Start of Input records

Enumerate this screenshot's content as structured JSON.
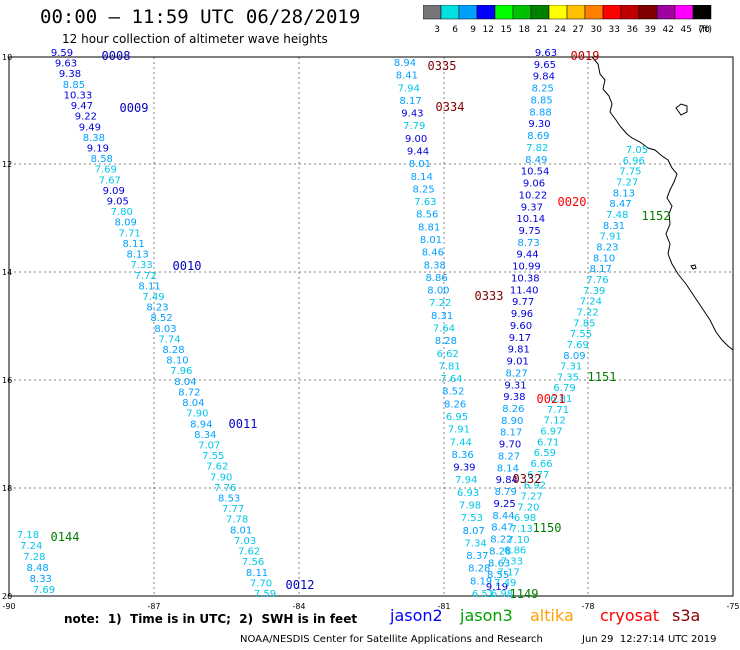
{
  "header": {
    "title": "00:00 – 11:59 UTC 06/28/2019",
    "subtitle": "12 hour collection of altimeter wave heights"
  },
  "legend": {
    "values": [
      "3",
      "6",
      "9",
      "12",
      "15",
      "18",
      "21",
      "24",
      "27",
      "30",
      "33",
      "36",
      "39",
      "42",
      "45",
      "70"
    ],
    "unit": "(ft)",
    "colors": [
      "#777777",
      "#00e0e0",
      "#00a0ff",
      "#0000ff",
      "#00ff00",
      "#00c000",
      "#008000",
      "#ffff00",
      "#ffc000",
      "#ff8000",
      "#ff0000",
      "#c00000",
      "#800000",
      "#a000a0",
      "#ff00ff",
      "#000000"
    ]
  },
  "map": {
    "lat_labels": [
      "10",
      "12",
      "14",
      "16",
      "18",
      "20"
    ],
    "lon_labels": [
      "-90",
      "-87",
      "-84",
      "-81",
      "-78",
      "-75"
    ]
  },
  "passes": [
    {
      "label": "0008",
      "color": "#0000c0"
    },
    {
      "label": "0009",
      "color": "#0000c0"
    },
    {
      "label": "0010",
      "color": "#0000c0"
    },
    {
      "label": "0011",
      "color": "#0000c0"
    },
    {
      "label": "0012",
      "color": "#0000c0"
    },
    {
      "label": "0144",
      "color": "#008000"
    },
    {
      "label": "0335",
      "color": "#800000"
    },
    {
      "label": "0334",
      "color": "#800000"
    },
    {
      "label": "0333",
      "color": "#800000"
    },
    {
      "label": "0332",
      "color": "#800000"
    },
    {
      "label": "0019",
      "color": "#c00000"
    },
    {
      "label": "0020",
      "color": "#ff0000"
    },
    {
      "label": "0021",
      "color": "#ff0000"
    },
    {
      "label": "1152",
      "color": "#008000"
    },
    {
      "label": "1151",
      "color": "#008000"
    },
    {
      "label": "1150",
      "color": "#008000"
    },
    {
      "label": "1149",
      "color": "#008000"
    }
  ],
  "tracks": [
    {
      "name": "track-a",
      "values": [
        "9.59",
        "9.63",
        "9.38",
        "8.85",
        "10.33",
        "9.47",
        "9.22",
        "9.49",
        "8.38",
        "9.19",
        "8.58",
        "7.69",
        "7.67",
        "9.09",
        "9.05",
        "7.80",
        "8.09",
        "7.71",
        "8.11",
        "8.13",
        "7.33",
        "7.72",
        "8.11",
        "7.49",
        "8.23",
        "8.52",
        "8.03",
        "7.74",
        "8.28",
        "8.10",
        "7.96",
        "8.04",
        "8.72",
        "8.04",
        "7.90",
        "8.94",
        "8.34",
        "7.07",
        "7.55",
        "7.62",
        "7.90",
        "7.76",
        "8.53",
        "7.77",
        "7.78",
        "8.01",
        "7.03",
        "7.62",
        "7.56",
        "8.11",
        "7.70",
        "7.59"
      ]
    },
    {
      "name": "track-b",
      "values": [
        "7.18",
        "7.24",
        "7.28",
        "8.48",
        "8.33",
        "7.69"
      ]
    },
    {
      "name": "track-c",
      "values": [
        "8.94",
        "8.41",
        "7.94",
        "8.17",
        "9.43",
        "7.79",
        "9.00",
        "9.44",
        "8.01",
        "8.14",
        "8.25",
        "7.63",
        "8.56",
        "8.81",
        "8.01",
        "8.46",
        "8.38",
        "8.86",
        "8.00",
        "7.22",
        "8.31",
        "7.64",
        "8.28",
        "6.62",
        "7.81",
        "7.64",
        "8.52",
        "8.26",
        "6.95",
        "7.91",
        "7.44",
        "8.36",
        "9.39",
        "7.94",
        "6.93",
        "7.98",
        "7.53",
        "8.07",
        "7.34",
        "8.37",
        "8.28",
        "8.19",
        "6.51"
      ]
    },
    {
      "name": "track-d",
      "values": [
        "9.63",
        "9.65",
        "9.84",
        "8.25",
        "8.85",
        "8.88",
        "9.30",
        "8.69",
        "7.82",
        "8.49",
        "10.54",
        "9.06",
        "10.22",
        "9.37",
        "10.14",
        "9.75",
        "8.73",
        "9.44",
        "10.99",
        "10.38",
        "11.40",
        "9.77",
        "9.96",
        "9.60",
        "9.17",
        "9.81",
        "9.01",
        "8.27",
        "9.31",
        "9.38",
        "8.26",
        "8.90",
        "8.17",
        "9.70",
        "8.27",
        "8.14",
        "9.84",
        "8.79",
        "9.25",
        "8.44",
        "8.47",
        "8.22",
        "8.28",
        "8.63",
        "8.55",
        "9.19"
      ]
    },
    {
      "name": "track-e",
      "values": [
        "7.05",
        "6.96",
        "7.75",
        "7.27",
        "8.13",
        "8.47",
        "7.48",
        "8.31",
        "7.91",
        "8.23",
        "8.10",
        "8.17",
        "7.76",
        "7.39",
        "7.24",
        "7.22",
        "7.85",
        "7.55",
        "7.69",
        "8.09",
        "7.31",
        "7.35",
        "6.79",
        "6.81",
        "7.71",
        "7.12",
        "6.97",
        "6.71",
        "6.59",
        "6.66",
        "6.77",
        "6.92",
        "7.27",
        "7.20",
        "6.98",
        "7.13",
        "7.10",
        "6.86",
        "7.33",
        "7.17",
        "7.49",
        "6.98"
      ]
    }
  ],
  "footer": {
    "note": "note:  1)  Time is in UTC;  2)  SWH is in feet",
    "credit": "NOAA/NESDIS Center for Satellite Applications and Research",
    "stamp": "Jun 29  12:27:14 UTC 2019",
    "sats": [
      {
        "name": "jason2",
        "color": "#0000ff"
      },
      {
        "name": "jason3",
        "color": "#00a000"
      },
      {
        "name": "altika",
        "color": "#ffa000"
      },
      {
        "name": "cryosat",
        "color": "#ff0000"
      },
      {
        "name": "s3a",
        "color": "#800000"
      }
    ]
  }
}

End of Input records

▶ Exercise instructions: Reproduce the data word for word, excluding its pictures.

▶ Written response:
Enumerate this screenshot's content as structured JSON.
{
  "header": {
    "title": "00:00 – 11:59 UTC 06/28/2019",
    "subtitle": "12 hour collection of altimeter wave heights"
  },
  "legend": {
    "values": [
      "3",
      "6",
      "9",
      "12",
      "15",
      "18",
      "21",
      "24",
      "27",
      "30",
      "33",
      "36",
      "39",
      "42",
      "45",
      "70"
    ],
    "unit": "(ft)",
    "colors": [
      "#777777",
      "#00e0e0",
      "#00a0ff",
      "#0000ff",
      "#00ff00",
      "#00c000",
      "#008000",
      "#ffff00",
      "#ffc000",
      "#ff8000",
      "#ff0000",
      "#c00000",
      "#800000",
      "#a000a0",
      "#ff00ff",
      "#000000"
    ]
  },
  "map": {
    "lat_labels": [
      "10",
      "12",
      "14",
      "16",
      "18",
      "20"
    ],
    "lon_labels": [
      "-90",
      "-87",
      "-84",
      "-81",
      "-78",
      "-75"
    ]
  },
  "passes": [
    {
      "label": "0008",
      "color": "#0000c0"
    },
    {
      "label": "0009",
      "color": "#0000c0"
    },
    {
      "label": "0010",
      "color": "#0000c0"
    },
    {
      "label": "0011",
      "color": "#0000c0"
    },
    {
      "label": "0012",
      "color": "#0000c0"
    },
    {
      "label": "0144",
      "color": "#008000"
    },
    {
      "label": "0335",
      "color": "#800000"
    },
    {
      "label": "0334",
      "color": "#800000"
    },
    {
      "label": "0333",
      "color": "#800000"
    },
    {
      "label": "0332",
      "color": "#800000"
    },
    {
      "label": "0019",
      "color": "#c00000"
    },
    {
      "label": "0020",
      "color": "#ff0000"
    },
    {
      "label": "0021",
      "color": "#ff0000"
    },
    {
      "label": "1152",
      "color": "#008000"
    },
    {
      "label": "1151",
      "color": "#008000"
    },
    {
      "label": "1150",
      "color": "#008000"
    },
    {
      "label": "1149",
      "color": "#008000"
    }
  ],
  "tracks": [
    {
      "name": "track-a",
      "values": [
        "9.59",
        "9.63",
        "9.38",
        "8.85",
        "10.33",
        "9.47",
        "9.22",
        "9.49",
        "8.38",
        "9.19",
        "8.58",
        "7.69",
        "7.67",
        "9.09",
        "9.05",
        "7.80",
        "8.09",
        "7.71",
        "8.11",
        "8.13",
        "7.33",
        "7.72",
        "8.11",
        "7.49",
        "8.23",
        "8.52",
        "8.03",
        "7.74",
        "8.28",
        "8.10",
        "7.96",
        "8.04",
        "8.72",
        "8.04",
        "7.90",
        "8.94",
        "8.34",
        "7.07",
        "7.55",
        "7.62",
        "7.90",
        "7.76",
        "8.53",
        "7.77",
        "7.78",
        "8.01",
        "7.03",
        "7.62",
        "7.56",
        "8.11",
        "7.70",
        "7.59"
      ]
    },
    {
      "name": "track-b",
      "values": [
        "7.18",
        "7.24",
        "7.28",
        "8.48",
        "8.33",
        "7.69"
      ]
    },
    {
      "name": "track-c",
      "values": [
        "8.94",
        "8.41",
        "7.94",
        "8.17",
        "9.43",
        "7.79",
        "9.00",
        "9.44",
        "8.01",
        "8.14",
        "8.25",
        "7.63",
        "8.56",
        "8.81",
        "8.01",
        "8.46",
        "8.38",
        "8.86",
        "8.00",
        "7.22",
        "8.31",
        "7.64",
        "8.28",
        "6.62",
        "7.81",
        "7.64",
        "8.52",
        "8.26",
        "6.95",
        "7.91",
        "7.44",
        "8.36",
        "9.39",
        "7.94",
        "6.93",
        "7.98",
        "7.53",
        "8.07",
        "7.34",
        "8.37",
        "8.28",
        "8.19",
        "6.51"
      ]
    },
    {
      "name": "track-d",
      "values": [
        "9.63",
        "9.65",
        "9.84",
        "8.25",
        "8.85",
        "8.88",
        "9.30",
        "8.69",
        "7.82",
        "8.49",
        "10.54",
        "9.06",
        "10.22",
        "9.37",
        "10.14",
        "9.75",
        "8.73",
        "9.44",
        "10.99",
        "10.38",
        "11.40",
        "9.77",
        "9.96",
        "9.60",
        "9.17",
        "9.81",
        "9.01",
        "8.27",
        "9.31",
        "9.38",
        "8.26",
        "8.90",
        "8.17",
        "9.70",
        "8.27",
        "8.14",
        "9.84",
        "8.79",
        "9.25",
        "8.44",
        "8.47",
        "8.22",
        "8.28",
        "8.63",
        "8.55",
        "9.19"
      ]
    },
    {
      "name": "track-e",
      "values": [
        "7.05",
        "6.96",
        "7.75",
        "7.27",
        "8.13",
        "8.47",
        "7.48",
        "8.31",
        "7.91",
        "8.23",
        "8.10",
        "8.17",
        "7.76",
        "7.39",
        "7.24",
        "7.22",
        "7.85",
        "7.55",
        "7.69",
        "8.09",
        "7.31",
        "7.35",
        "6.79",
        "6.81",
        "7.71",
        "7.12",
        "6.97",
        "6.71",
        "6.59",
        "6.66",
        "6.77",
        "6.92",
        "7.27",
        "7.20",
        "6.98",
        "7.13",
        "7.10",
        "6.86",
        "7.33",
        "7.17",
        "7.49",
        "6.98"
      ]
    }
  ],
  "footer": {
    "note": "note:  1)  Time is in UTC;  2)  SWH is in feet",
    "credit": "NOAA/NESDIS Center for Satellite Applications and Research",
    "stamp": "Jun 29  12:27:14 UTC 2019",
    "sats": [
      {
        "name": "jason2",
        "color": "#0000ff"
      },
      {
        "name": "jason3",
        "color": "#00a000"
      },
      {
        "name": "altika",
        "color": "#ffa000"
      },
      {
        "name": "cryosat",
        "color": "#ff0000"
      },
      {
        "name": "s3a",
        "color": "#800000"
      }
    ]
  }
}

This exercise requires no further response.